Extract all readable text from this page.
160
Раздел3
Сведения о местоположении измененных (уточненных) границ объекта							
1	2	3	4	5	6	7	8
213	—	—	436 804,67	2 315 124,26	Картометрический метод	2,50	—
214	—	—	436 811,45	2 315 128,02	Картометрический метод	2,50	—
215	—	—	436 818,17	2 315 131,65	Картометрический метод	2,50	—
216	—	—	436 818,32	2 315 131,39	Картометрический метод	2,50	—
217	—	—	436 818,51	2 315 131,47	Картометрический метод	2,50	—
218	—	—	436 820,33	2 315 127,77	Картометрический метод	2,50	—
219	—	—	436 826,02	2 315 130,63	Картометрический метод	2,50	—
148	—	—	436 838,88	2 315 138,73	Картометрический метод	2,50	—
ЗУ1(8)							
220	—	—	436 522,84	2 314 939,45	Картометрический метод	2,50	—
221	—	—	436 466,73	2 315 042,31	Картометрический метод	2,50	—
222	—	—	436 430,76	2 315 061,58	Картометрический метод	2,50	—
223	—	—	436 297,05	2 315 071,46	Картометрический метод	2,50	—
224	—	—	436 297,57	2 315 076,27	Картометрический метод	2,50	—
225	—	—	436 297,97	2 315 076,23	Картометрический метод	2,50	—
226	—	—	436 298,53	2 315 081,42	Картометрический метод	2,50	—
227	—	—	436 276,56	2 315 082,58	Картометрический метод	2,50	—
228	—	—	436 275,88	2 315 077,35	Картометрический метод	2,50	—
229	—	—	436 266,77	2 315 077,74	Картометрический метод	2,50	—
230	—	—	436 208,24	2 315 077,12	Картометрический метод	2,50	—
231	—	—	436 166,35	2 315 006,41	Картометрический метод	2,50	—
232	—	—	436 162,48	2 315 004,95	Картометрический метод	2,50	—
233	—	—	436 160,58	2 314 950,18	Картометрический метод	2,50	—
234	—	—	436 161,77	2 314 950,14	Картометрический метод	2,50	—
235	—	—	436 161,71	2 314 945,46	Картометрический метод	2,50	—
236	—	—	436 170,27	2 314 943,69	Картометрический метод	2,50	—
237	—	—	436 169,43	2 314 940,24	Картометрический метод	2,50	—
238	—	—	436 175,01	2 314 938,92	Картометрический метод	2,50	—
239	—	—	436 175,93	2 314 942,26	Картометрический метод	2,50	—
○ ○ ○
From the records above, extract everything verbatim.

Extract all readable text from this page.
160
Раздел3
Сведения о местоположении измененных (уточненных) границ объекта							
1	2	3	4	5	6	7	8
213	—	—	436 804,67	2 315 124,26	Картометрический метод	2,50	—
214	—	—	436 811,45	2 315 128,02	Картометрический метод	2,50	—
215	—	—	436 818,17	2 315 131,65	Картометрический метод	2,50	—
216	—	—	436 818,32	2 315 131,39	Картометрический метод	2,50	—
217	—	—	436 818,51	2 315 131,47	Картометрический метод	2,50	—
218	—	—	436 820,33	2 315 127,77	Картометрический метод	2,50	—
219	—	—	436 826,02	2 315 130,63	Картометрический метод	2,50	—
148	—	—	436 838,88	2 315 138,73	Картометрический метод	2,50	—
ЗУ1(8)							
220	—	—	436 522,84	2 314 939,45	Картометрический метод	2,50	—
221	—	—	436 466,73	2 315 042,31	Картометрический метод	2,50	—
222	—	—	436 430,76	2 315 061,58	Картометрический метод	2,50	—
223	—	—	436 297,05	2 315 071,46	Картометрический метод	2,50	—
224	—	—	436 297,57	2 315 076,27	Картометрический метод	2,50	—
225	—	—	436 297,97	2 315 076,23	Картометрический метод	2,50	—
226	—	—	436 298,53	2 315 081,42	Картометрический метод	2,50	—
227	—	—	436 276,56	2 315 082,58	Картометрический метод	2,50	—
228	—	—	436 275,88	2 315 077,35	Картометрический метод	2,50	—
229	—	—	436 266,77	2 315 077,74	Картометрический метод	2,50	—
230	—	—	436 208,24	2 315 077,12	Картометрический метод	2,50	—
231	—	—	436 166,35	2 315 006,41	Картометрический метод	2,50	—
232	—	—	436 162,48	2 315 004,95	Картометрический метод	2,50	—
233	—	—	436 160,58	2 314 950,18	Картометрический метод	2,50	—
234	—	—	436 161,77	2 314 950,14	Картометрический метод	2,50	—
235	—	—	436 161,71	2 314 945,46	Картометрический метод	2,50	—
236	—	—	436 170,27	2 314 943,69	Картометрический метод	2,50	—
237	—	—	436 169,43	2 314 940,24	Картометрический метод	2,50	—
238	—	—	436 175,01	2 314 938,92	Картометрический метод	2,50	—
239	—	—	436 175,93	2 314 942,26	Картометрический метод	2,50	—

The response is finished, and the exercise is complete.